SET TASK: Output the material below in its entirety, exactly as given.

──────── DATA SHOWN ────────

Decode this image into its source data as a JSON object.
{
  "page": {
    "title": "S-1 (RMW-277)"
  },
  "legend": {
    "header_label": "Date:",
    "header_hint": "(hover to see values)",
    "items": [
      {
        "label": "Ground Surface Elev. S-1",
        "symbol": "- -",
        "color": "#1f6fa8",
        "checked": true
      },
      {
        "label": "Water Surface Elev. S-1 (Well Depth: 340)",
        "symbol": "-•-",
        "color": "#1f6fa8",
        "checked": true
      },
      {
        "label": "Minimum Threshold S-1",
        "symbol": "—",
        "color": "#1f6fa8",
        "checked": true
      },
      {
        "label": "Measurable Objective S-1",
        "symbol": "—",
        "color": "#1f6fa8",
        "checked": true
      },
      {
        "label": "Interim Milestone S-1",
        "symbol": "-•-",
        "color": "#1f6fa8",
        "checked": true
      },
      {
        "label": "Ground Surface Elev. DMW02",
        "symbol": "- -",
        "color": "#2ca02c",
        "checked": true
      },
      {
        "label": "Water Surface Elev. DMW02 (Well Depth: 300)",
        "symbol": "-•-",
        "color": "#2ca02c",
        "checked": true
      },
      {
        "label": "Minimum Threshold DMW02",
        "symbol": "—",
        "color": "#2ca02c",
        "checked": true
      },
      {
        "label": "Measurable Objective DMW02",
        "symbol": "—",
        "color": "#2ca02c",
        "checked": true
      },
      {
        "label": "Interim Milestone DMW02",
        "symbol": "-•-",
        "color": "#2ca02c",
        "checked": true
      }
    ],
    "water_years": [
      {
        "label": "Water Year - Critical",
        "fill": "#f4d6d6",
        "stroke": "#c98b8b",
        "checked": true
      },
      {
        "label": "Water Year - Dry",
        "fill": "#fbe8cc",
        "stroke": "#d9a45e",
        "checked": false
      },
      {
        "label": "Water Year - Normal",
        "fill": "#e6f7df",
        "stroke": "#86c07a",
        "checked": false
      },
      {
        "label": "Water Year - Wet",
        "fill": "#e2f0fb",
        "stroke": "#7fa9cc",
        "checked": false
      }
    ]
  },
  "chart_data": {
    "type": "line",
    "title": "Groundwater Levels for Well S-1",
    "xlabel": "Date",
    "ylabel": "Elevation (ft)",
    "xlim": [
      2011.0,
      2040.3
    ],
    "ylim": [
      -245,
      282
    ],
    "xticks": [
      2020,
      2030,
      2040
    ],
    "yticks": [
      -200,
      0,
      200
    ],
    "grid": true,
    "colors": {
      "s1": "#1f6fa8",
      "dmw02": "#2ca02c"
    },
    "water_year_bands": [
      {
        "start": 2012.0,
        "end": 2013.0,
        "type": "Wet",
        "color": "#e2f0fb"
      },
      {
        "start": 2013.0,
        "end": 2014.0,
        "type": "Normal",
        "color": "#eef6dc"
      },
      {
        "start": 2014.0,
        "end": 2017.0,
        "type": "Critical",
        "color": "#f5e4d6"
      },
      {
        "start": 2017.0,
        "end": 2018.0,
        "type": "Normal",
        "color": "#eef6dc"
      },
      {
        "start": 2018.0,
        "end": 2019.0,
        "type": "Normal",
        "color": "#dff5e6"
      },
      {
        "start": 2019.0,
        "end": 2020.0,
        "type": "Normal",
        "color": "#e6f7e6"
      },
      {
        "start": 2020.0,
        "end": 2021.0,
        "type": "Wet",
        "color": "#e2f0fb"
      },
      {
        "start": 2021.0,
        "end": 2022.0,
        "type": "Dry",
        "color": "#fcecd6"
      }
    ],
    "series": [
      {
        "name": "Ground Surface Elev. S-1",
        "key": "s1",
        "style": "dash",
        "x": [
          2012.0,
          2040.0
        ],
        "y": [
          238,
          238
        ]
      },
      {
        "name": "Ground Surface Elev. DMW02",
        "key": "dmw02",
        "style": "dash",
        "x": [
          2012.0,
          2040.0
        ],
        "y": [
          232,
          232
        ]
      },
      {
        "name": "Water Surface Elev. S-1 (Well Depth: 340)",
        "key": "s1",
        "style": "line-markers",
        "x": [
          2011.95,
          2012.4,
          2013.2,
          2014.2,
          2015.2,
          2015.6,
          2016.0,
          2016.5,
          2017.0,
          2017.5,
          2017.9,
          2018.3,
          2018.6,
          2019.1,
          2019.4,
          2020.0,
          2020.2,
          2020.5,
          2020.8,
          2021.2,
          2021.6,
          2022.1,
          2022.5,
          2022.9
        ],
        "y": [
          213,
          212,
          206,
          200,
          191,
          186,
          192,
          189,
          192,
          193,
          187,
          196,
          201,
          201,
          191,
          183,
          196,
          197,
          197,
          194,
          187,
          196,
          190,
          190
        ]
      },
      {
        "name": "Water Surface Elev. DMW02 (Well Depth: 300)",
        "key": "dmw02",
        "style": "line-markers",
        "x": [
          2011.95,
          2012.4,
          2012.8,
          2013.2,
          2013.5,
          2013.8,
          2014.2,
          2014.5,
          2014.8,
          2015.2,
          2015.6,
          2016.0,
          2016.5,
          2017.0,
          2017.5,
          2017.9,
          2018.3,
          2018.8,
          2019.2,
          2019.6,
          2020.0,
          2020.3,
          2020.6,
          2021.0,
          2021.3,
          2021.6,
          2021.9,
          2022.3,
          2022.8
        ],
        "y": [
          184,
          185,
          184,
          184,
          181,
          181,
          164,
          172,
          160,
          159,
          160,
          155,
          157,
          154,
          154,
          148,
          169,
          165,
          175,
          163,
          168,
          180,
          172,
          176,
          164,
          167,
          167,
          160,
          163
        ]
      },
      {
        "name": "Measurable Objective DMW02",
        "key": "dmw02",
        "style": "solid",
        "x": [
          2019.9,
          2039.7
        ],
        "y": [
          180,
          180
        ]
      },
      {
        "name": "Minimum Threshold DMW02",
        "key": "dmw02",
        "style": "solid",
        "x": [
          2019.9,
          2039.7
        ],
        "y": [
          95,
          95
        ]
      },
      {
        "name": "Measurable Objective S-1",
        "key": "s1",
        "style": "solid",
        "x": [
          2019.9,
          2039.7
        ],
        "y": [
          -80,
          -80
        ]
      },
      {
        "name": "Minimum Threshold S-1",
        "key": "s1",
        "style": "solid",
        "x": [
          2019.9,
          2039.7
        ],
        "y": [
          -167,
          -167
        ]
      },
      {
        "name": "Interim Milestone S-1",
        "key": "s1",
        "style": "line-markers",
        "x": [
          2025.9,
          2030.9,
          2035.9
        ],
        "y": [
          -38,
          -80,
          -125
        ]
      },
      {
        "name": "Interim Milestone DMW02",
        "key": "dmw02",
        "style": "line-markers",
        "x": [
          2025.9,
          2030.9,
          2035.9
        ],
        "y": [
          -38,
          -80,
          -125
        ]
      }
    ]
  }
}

────────

THE RESULT:
Decode this image into its source data as a JSON object.
{
  "page": {
    "title": "S-1 (RMW-277)"
  },
  "legend": {
    "header_label": "Date:",
    "header_hint": "(hover to see values)",
    "items": [
      {
        "label": "Ground Surface Elev. S-1",
        "symbol": "- -",
        "color": "#1f6fa8",
        "checked": true
      },
      {
        "label": "Water Surface Elev. S-1 (Well Depth: 340)",
        "symbol": "-•-",
        "color": "#1f6fa8",
        "checked": true
      },
      {
        "label": "Minimum Threshold S-1",
        "symbol": "—",
        "color": "#1f6fa8",
        "checked": true
      },
      {
        "label": "Measurable Objective S-1",
        "symbol": "—",
        "color": "#1f6fa8",
        "checked": true
      },
      {
        "label": "Interim Milestone S-1",
        "symbol": "-•-",
        "color": "#1f6fa8",
        "checked": true
      },
      {
        "label": "Ground Surface Elev. DMW02",
        "symbol": "- -",
        "color": "#2ca02c",
        "checked": true
      },
      {
        "label": "Water Surface Elev. DMW02 (Well Depth: 300)",
        "symbol": "-•-",
        "color": "#2ca02c",
        "checked": true
      },
      {
        "label": "Minimum Threshold DMW02",
        "symbol": "—",
        "color": "#2ca02c",
        "checked": true
      },
      {
        "label": "Measurable Objective DMW02",
        "symbol": "—",
        "color": "#2ca02c",
        "checked": true
      },
      {
        "label": "Interim Milestone DMW02",
        "symbol": "-•-",
        "color": "#2ca02c",
        "checked": true
      }
    ],
    "water_years": [
      {
        "label": "Water Year - Critical",
        "fill": "#f4d6d6",
        "stroke": "#c98b8b",
        "checked": true
      },
      {
        "label": "Water Year - Dry",
        "fill": "#fbe8cc",
        "stroke": "#d9a45e",
        "checked": false
      },
      {
        "label": "Water Year - Normal",
        "fill": "#e6f7df",
        "stroke": "#86c07a",
        "checked": false
      },
      {
        "label": "Water Year - Wet",
        "fill": "#e2f0fb",
        "stroke": "#7fa9cc",
        "checked": false
      }
    ]
  },
  "chart_data": {
    "type": "line",
    "title": "Groundwater Levels for Well S-1",
    "xlabel": "Date",
    "ylabel": "Elevation (ft)",
    "xlim": [
      2011.0,
      2040.3
    ],
    "ylim": [
      -245,
      282
    ],
    "xticks": [
      2020,
      2030,
      2040
    ],
    "yticks": [
      -200,
      0,
      200
    ],
    "grid": true,
    "colors": {
      "s1": "#1f6fa8",
      "dmw02": "#2ca02c"
    },
    "water_year_bands": [
      {
        "start": 2012.0,
        "end": 2013.0,
        "type": "Wet",
        "color": "#e2f0fb"
      },
      {
        "start": 2013.0,
        "end": 2014.0,
        "type": "Normal",
        "color": "#eef6dc"
      },
      {
        "start": 2014.0,
        "end": 2017.0,
        "type": "Critical",
        "color": "#f5e4d6"
      },
      {
        "start": 2017.0,
        "end": 2018.0,
        "type": "Normal",
        "color": "#eef6dc"
      },
      {
        "start": 2018.0,
        "end": 2019.0,
        "type": "Normal",
        "color": "#dff5e6"
      },
      {
        "start": 2019.0,
        "end": 2020.0,
        "type": "Normal",
        "color": "#e6f7e6"
      },
      {
        "start": 2020.0,
        "end": 2021.0,
        "type": "Wet",
        "color": "#e2f0fb"
      },
      {
        "start": 2021.0,
        "end": 2022.0,
        "type": "Dry",
        "color": "#fcecd6"
      }
    ],
    "series": [
      {
        "name": "Ground Surface Elev. S-1",
        "key": "s1",
        "style": "dash",
        "x": [
          2012.0,
          2040.0
        ],
        "y": [
          238,
          238
        ]
      },
      {
        "name": "Ground Surface Elev. DMW02",
        "key": "dmw02",
        "style": "dash",
        "x": [
          2012.0,
          2040.0
        ],
        "y": [
          232,
          232
        ]
      },
      {
        "name": "Water Surface Elev. S-1 (Well Depth: 340)",
        "key": "s1",
        "style": "line-markers",
        "x": [
          2011.95,
          2012.4,
          2013.2,
          2014.2,
          2015.2,
          2015.6,
          2016.0,
          2016.5,
          2017.0,
          2017.5,
          2017.9,
          2018.3,
          2018.6,
          2019.1,
          2019.4,
          2020.0,
          2020.2,
          2020.5,
          2020.8,
          2021.2,
          2021.6,
          2022.1,
          2022.5,
          2022.9
        ],
        "y": [
          213,
          212,
          206,
          200,
          191,
          186,
          192,
          189,
          192,
          193,
          187,
          196,
          201,
          201,
          191,
          183,
          196,
          197,
          197,
          194,
          187,
          196,
          190,
          190
        ]
      },
      {
        "name": "Water Surface Elev. DMW02 (Well Depth: 300)",
        "key": "dmw02",
        "style": "line-markers",
        "x": [
          2011.95,
          2012.4,
          2012.8,
          2013.2,
          2013.5,
          2013.8,
          2014.2,
          2014.5,
          2014.8,
          2015.2,
          2015.6,
          2016.0,
          2016.5,
          2017.0,
          2017.5,
          2017.9,
          2018.3,
          2018.8,
          2019.2,
          2019.6,
          2020.0,
          2020.3,
          2020.6,
          2021.0,
          2021.3,
          2021.6,
          2021.9,
          2022.3,
          2022.8
        ],
        "y": [
          184,
          185,
          184,
          184,
          181,
          181,
          164,
          172,
          160,
          159,
          160,
          155,
          157,
          154,
          154,
          148,
          169,
          165,
          175,
          163,
          168,
          180,
          172,
          176,
          164,
          167,
          167,
          160,
          163
        ]
      },
      {
        "name": "Measurable Objective DMW02",
        "key": "dmw02",
        "style": "solid",
        "x": [
          2019.9,
          2039.7
        ],
        "y": [
          180,
          180
        ]
      },
      {
        "name": "Minimum Threshold DMW02",
        "key": "dmw02",
        "style": "solid",
        "x": [
          2019.9,
          2039.7
        ],
        "y": [
          95,
          95
        ]
      },
      {
        "name": "Measurable Objective S-1",
        "key": "s1",
        "style": "solid",
        "x": [
          2019.9,
          2039.7
        ],
        "y": [
          -80,
          -80
        ]
      },
      {
        "name": "Minimum Threshold S-1",
        "key": "s1",
        "style": "solid",
        "x": [
          2019.9,
          2039.7
        ],
        "y": [
          -167,
          -167
        ]
      },
      {
        "name": "Interim Milestone S-1",
        "key": "s1",
        "style": "line-markers",
        "x": [
          2025.9,
          2030.9,
          2035.9
        ],
        "y": [
          -38,
          -80,
          -125
        ]
      },
      {
        "name": "Interim Milestone DMW02",
        "key": "dmw02",
        "style": "line-markers",
        "x": [
          2025.9,
          2030.9,
          2035.9
        ],
        "y": [
          -38,
          -80,
          -125
        ]
      }
    ]
  }
}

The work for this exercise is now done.